AIM OF THE TASK:
Without changing a word, repeat the data, and include no pictures.

[Page text dataset records]
——————————
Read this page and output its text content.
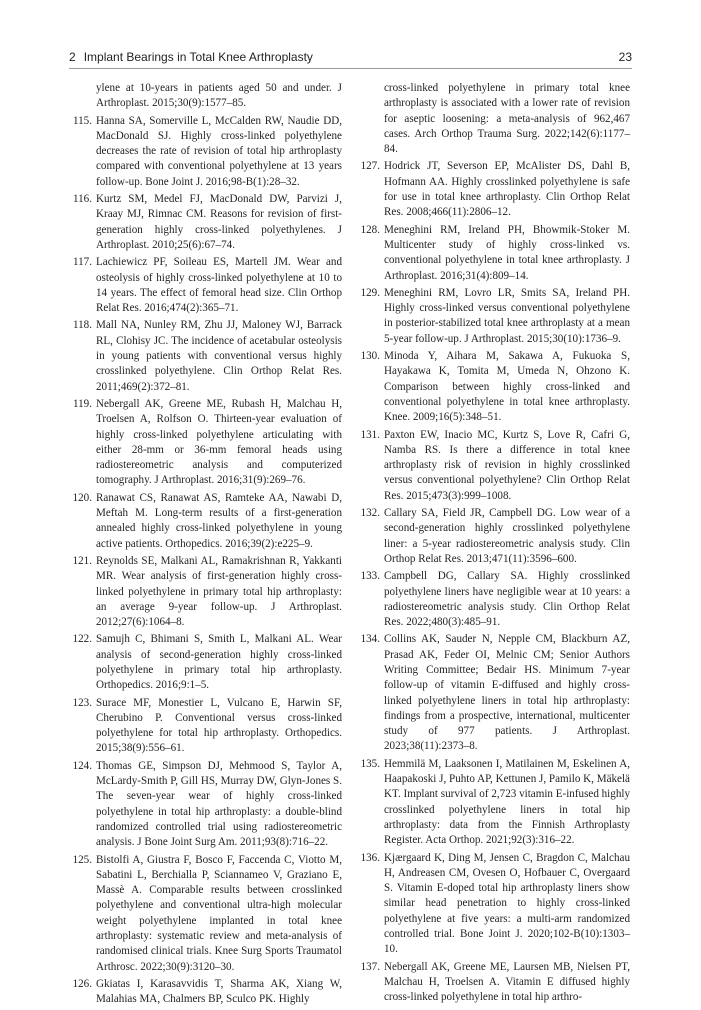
2 Implant Bearings in Total Knee Arthroplasty	23
ylene at 10-years in patients aged 50 and under. J Arthroplast. 2015;30(9):1577–85.
115. Hanna SA, Somerville L, McCalden RW, Naudie DD, MacDonald SJ. Highly cross-linked polyethylene decreases the rate of revision of total hip arthroplasty compared with conventional polyethylene at 13 years follow-up. Bone Joint J. 2016;98-B(1):28–32.
116. Kurtz SM, Medel FJ, MacDonald DW, Parvizi J, Kraay MJ, Rimnac CM. Reasons for revision of first-generation highly cross-linked polyethylenes. J Arthroplast. 2010;25(6):67–74.
117. Lachiewicz PF, Soileau ES, Martell JM. Wear and osteolysis of highly cross-linked polyethylene at 10 to 14 years. The effect of femoral head size. Clin Orthop Relat Res. 2016;474(2):365–71.
118. Mall NA, Nunley RM, Zhu JJ, Maloney WJ, Barrack RL, Clohisy JC. The incidence of acetabular osteolysis in young patients with conventional versus highly crosslinked polyethylene. Clin Orthop Relat Res. 2011;469(2):372–81.
119. Nebergall AK, Greene ME, Rubash H, Malchau H, Troelsen A, Rolfson O. Thirteen-year evaluation of highly cross-linked polyethylene articulating with either 28-mm or 36-mm femoral heads using radiostereometric analysis and computerized tomography. J Arthroplast. 2016;31(9):269–76.
120. Ranawat CS, Ranawat AS, Ramteke AA, Nawabi D, Meftah M. Long-term results of a first-generation annealed highly cross-linked polyethylene in young active patients. Orthopedics. 2016;39(2):e225–9.
121. Reynolds SE, Malkani AL, Ramakrishnan R, Yakkanti MR. Wear analysis of first-generation highly cross-linked polyethylene in primary total hip arthroplasty: an average 9-year follow-up. J Arthroplast. 2012;27(6):1064–8.
122. Samujh C, Bhimani S, Smith L, Malkani AL. Wear analysis of second-generation highly cross-linked polyethylene in primary total hip arthroplasty. Orthopedics. 2016;9:1–5.
123. Surace MF, Monestier L, Vulcano E, Harwin SF, Cherubino P. Conventional versus cross-linked polyethylene for total hip arthroplasty. Orthopedics. 2015;38(9):556–61.
124. Thomas GE, Simpson DJ, Mehmood S, Taylor A, McLardy-Smith P, Gill HS, Murray DW, Glyn-Jones S. The seven-year wear of highly cross-linked polyethylene in total hip arthroplasty: a double-blind randomized controlled trial using radiostereometric analysis. J Bone Joint Surg Am. 2011;93(8):716–22.
125. Bistolfi A, Giustra F, Bosco F, Faccenda C, Viotto M, Sabatini L, Berchialla P, Sciannameo V, Graziano E, Massè A. Comparable results between crosslinked polyethylene and conventional ultra-high molecular weight polyethylene implanted in total knee arthroplasty: systematic review and meta-analysis of randomised clinical trials. Knee Surg Sports Traumatol Arthrosc. 2022;30(9):3120–30.
126. Gkiatas I, Karasavvidis T, Sharma AK, Xiang W, Malahias MA, Chalmers BP, Sculco PK. Highly
cross-linked polyethylene in primary total knee arthroplasty is associated with a lower rate of revision for aseptic loosening: a meta-analysis of 962,467 cases. Arch Orthop Trauma Surg. 2022;142(6):1177–84.
127. Hodrick JT, Severson EP, McAlister DS, Dahl B, Hofmann AA. Highly crosslinked polyethylene is safe for use in total knee arthroplasty. Clin Orthop Relat Res. 2008;466(11):2806–12.
128. Meneghini RM, Ireland PH, Bhowmik-Stoker M. Multicenter study of highly cross-linked vs. conventional polyethylene in total knee arthroplasty. J Arthroplast. 2016;31(4):809–14.
129. Meneghini RM, Lovro LR, Smits SA, Ireland PH. Highly cross-linked versus conventional polyethylene in posterior-stabilized total knee arthroplasty at a mean 5-year follow-up. J Arthroplast. 2015;30(10):1736–9.
130. Minoda Y, Aihara M, Sakawa A, Fukuoka S, Hayakawa K, Tomita M, Umeda N, Ohzono K. Comparison between highly cross-linked and conventional polyethylene in total knee arthroplasty. Knee. 2009;16(5):348–51.
131. Paxton EW, Inacio MC, Kurtz S, Love R, Cafri G, Namba RS. Is there a difference in total knee arthroplasty risk of revision in highly crosslinked versus conventional polyethylene? Clin Orthop Relat Res. 2015;473(3):999–1008.
132. Callary SA, Field JR, Campbell DG. Low wear of a second-generation highly crosslinked polyethylene liner: a 5-year radiostereometric analysis study. Clin Orthop Relat Res. 2013;471(11):3596–600.
133. Campbell DG, Callary SA. Highly crosslinked polyethylene liners have negligible wear at 10 years: a radiostereometric analysis study. Clin Orthop Relat Res. 2022;480(3):485–91.
134. Collins AK, Sauder N, Nepple CM, Blackburn AZ, Prasad AK, Feder OI, Melnic CM; Senior Authors Writing Committee; Bedair HS. Minimum 7-year follow-up of vitamin E-diffused and highly cross-linked polyethylene liners in total hip arthroplasty: findings from a prospective, international, multicenter study of 977 patients. J Arthroplast. 2023;38(11):2373–8.
135. Hemmilä M, Laaksonen I, Matilainen M, Eskelinen A, Haapakoski J, Puhto AP, Kettunen J, Pamilo K, Mäkelä KT. Implant survival of 2,723 vitamin E-infused highly crosslinked polyethylene liners in total hip arthroplasty: data from the Finnish Arthroplasty Register. Acta Orthop. 2021;92(3):316–22.
136. Kjærgaard K, Ding M, Jensen C, Bragdon C, Malchau H, Andreasen CM, Ovesen O, Hofbauer C, Overgaard S. Vitamin E-doped total hip arthroplasty liners show similar head penetration to highly cross-linked polyethylene at five years: a multi-arm randomized controlled trial. Bone Joint J. 2020;102-B(10):1303–10.
137. Nebergall AK, Greene ME, Laursen MB, Nielsen PT, Malchau H, Troelsen A. Vitamin E diffused highly cross-linked polyethylene in total hip arthro-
——————————
RESPONSE AREA:
Read this page and output its text content.
2 Implant Bearings in Total Knee Arthroplasty	23
ylene at 10-years in patients aged 50 and under. J Arthroplast. 2015;30(9):1577–85.
115. Hanna SA, Somerville L, McCalden RW, Naudie DD, MacDonald SJ. Highly cross-linked polyethylene decreases the rate of revision of total hip arthroplasty compared with conventional polyethylene at 13 years follow-up. Bone Joint J. 2016;98-B(1):28–32.
116. Kurtz SM, Medel FJ, MacDonald DW, Parvizi J, Kraay MJ, Rimnac CM. Reasons for revision of first-generation highly cross-linked polyethylenes. J Arthroplast. 2010;25(6):67–74.
117. Lachiewicz PF, Soileau ES, Martell JM. Wear and osteolysis of highly cross-linked polyethylene at 10 to 14 years. The effect of femoral head size. Clin Orthop Relat Res. 2016;474(2):365–71.
118. Mall NA, Nunley RM, Zhu JJ, Maloney WJ, Barrack RL, Clohisy JC. The incidence of acetabular osteolysis in young patients with conventional versus highly crosslinked polyethylene. Clin Orthop Relat Res. 2011;469(2):372–81.
119. Nebergall AK, Greene ME, Rubash H, Malchau H, Troelsen A, Rolfson O. Thirteen-year evaluation of highly cross-linked polyethylene articulating with either 28-mm or 36-mm femoral heads using radiostereometric analysis and computerized tomography. J Arthroplast. 2016;31(9):269–76.
120. Ranawat CS, Ranawat AS, Ramteke AA, Nawabi D, Meftah M. Long-term results of a first-generation annealed highly cross-linked polyethylene in young active patients. Orthopedics. 2016;39(2):e225–9.
121. Reynolds SE, Malkani AL, Ramakrishnan R, Yakkanti MR. Wear analysis of first-generation highly cross-linked polyethylene in primary total hip arthroplasty: an average 9-year follow-up. J Arthroplast. 2012;27(6):1064–8.
122. Samujh C, Bhimani S, Smith L, Malkani AL. Wear analysis of second-generation highly cross-linked polyethylene in primary total hip arthroplasty. Orthopedics. 2016;9:1–5.
123. Surace MF, Monestier L, Vulcano E, Harwin SF, Cherubino P. Conventional versus cross-linked polyethylene for total hip arthroplasty. Orthopedics. 2015;38(9):556–61.
124. Thomas GE, Simpson DJ, Mehmood S, Taylor A, McLardy-Smith P, Gill HS, Murray DW, Glyn-Jones S. The seven-year wear of highly cross-linked polyethylene in total hip arthroplasty: a double-blind randomized controlled trial using radiostereometric analysis. J Bone Joint Surg Am. 2011;93(8):716–22.
125. Bistolfi A, Giustra F, Bosco F, Faccenda C, Viotto M, Sabatini L, Berchialla P, Sciannameo V, Graziano E, Massè A. Comparable results between crosslinked polyethylene and conventional ultra-high molecular weight polyethylene implanted in total knee arthroplasty: systematic review and meta-analysis of randomised clinical trials. Knee Surg Sports Traumatol Arthrosc. 2022;30(9):3120–30.
126. Gkiatas I, Karasavvidis T, Sharma AK, Xiang W, Malahias MA, Chalmers BP, Sculco PK. Highly
cross-linked polyethylene in primary total knee arthroplasty is associated with a lower rate of revision for aseptic loosening: a meta-analysis of 962,467 cases. Arch Orthop Trauma Surg. 2022;142(6):1177–84.
127. Hodrick JT, Severson EP, McAlister DS, Dahl B, Hofmann AA. Highly crosslinked polyethylene is safe for use in total knee arthroplasty. Clin Orthop Relat Res. 2008;466(11):2806–12.
128. Meneghini RM, Ireland PH, Bhowmik-Stoker M. Multicenter study of highly cross-linked vs. conventional polyethylene in total knee arthroplasty. J Arthroplast. 2016;31(4):809–14.
129. Meneghini RM, Lovro LR, Smits SA, Ireland PH. Highly cross-linked versus conventional polyethylene in posterior-stabilized total knee arthroplasty at a mean 5-year follow-up. J Arthroplast. 2015;30(10):1736–9.
130. Minoda Y, Aihara M, Sakawa A, Fukuoka S, Hayakawa K, Tomita M, Umeda N, Ohzono K. Comparison between highly cross-linked and conventional polyethylene in total knee arthroplasty. Knee. 2009;16(5):348–51.
131. Paxton EW, Inacio MC, Kurtz S, Love R, Cafri G, Namba RS. Is there a difference in total knee arthroplasty risk of revision in highly crosslinked versus conventional polyethylene? Clin Orthop Relat Res. 2015;473(3):999–1008.
132. Callary SA, Field JR, Campbell DG. Low wear of a second-generation highly crosslinked polyethylene liner: a 5-year radiostereometric analysis study. Clin Orthop Relat Res. 2013;471(11):3596–600.
133. Campbell DG, Callary SA. Highly crosslinked polyethylene liners have negligible wear at 10 years: a radiostereometric analysis study. Clin Orthop Relat Res. 2022;480(3):485–91.
134. Collins AK, Sauder N, Nepple CM, Blackburn AZ, Prasad AK, Feder OI, Melnic CM; Senior Authors Writing Committee; Bedair HS. Minimum 7-year follow-up of vitamin E-diffused and highly cross-linked polyethylene liners in total hip arthroplasty: findings from a prospective, international, multicenter study of 977 patients. J Arthroplast. 2023;38(11):2373–8.
135. Hemmilä M, Laaksonen I, Matilainen M, Eskelinen A, Haapakoski J, Puhto AP, Kettunen J, Pamilo K, Mäkelä KT. Implant survival of 2,723 vitamin E-infused highly crosslinked polyethylene liners in total hip arthroplasty: data from the Finnish Arthroplasty Register. Acta Orthop. 2021;92(3):316–22.
136. Kjærgaard K, Ding M, Jensen C, Bragdon C, Malchau H, Andreasen CM, Ovesen O, Hofbauer C, Overgaard S. Vitamin E-doped total hip arthroplasty liners show similar head penetration to highly cross-linked polyethylene at five years: a multi-arm randomized controlled trial. Bone Joint J. 2020;102-B(10):1303–10.
137. Nebergall AK, Greene ME, Laursen MB, Nielsen PT, Malchau H, Troelsen A. Vitamin E diffused highly cross-linked polyethylene in total hip arthro-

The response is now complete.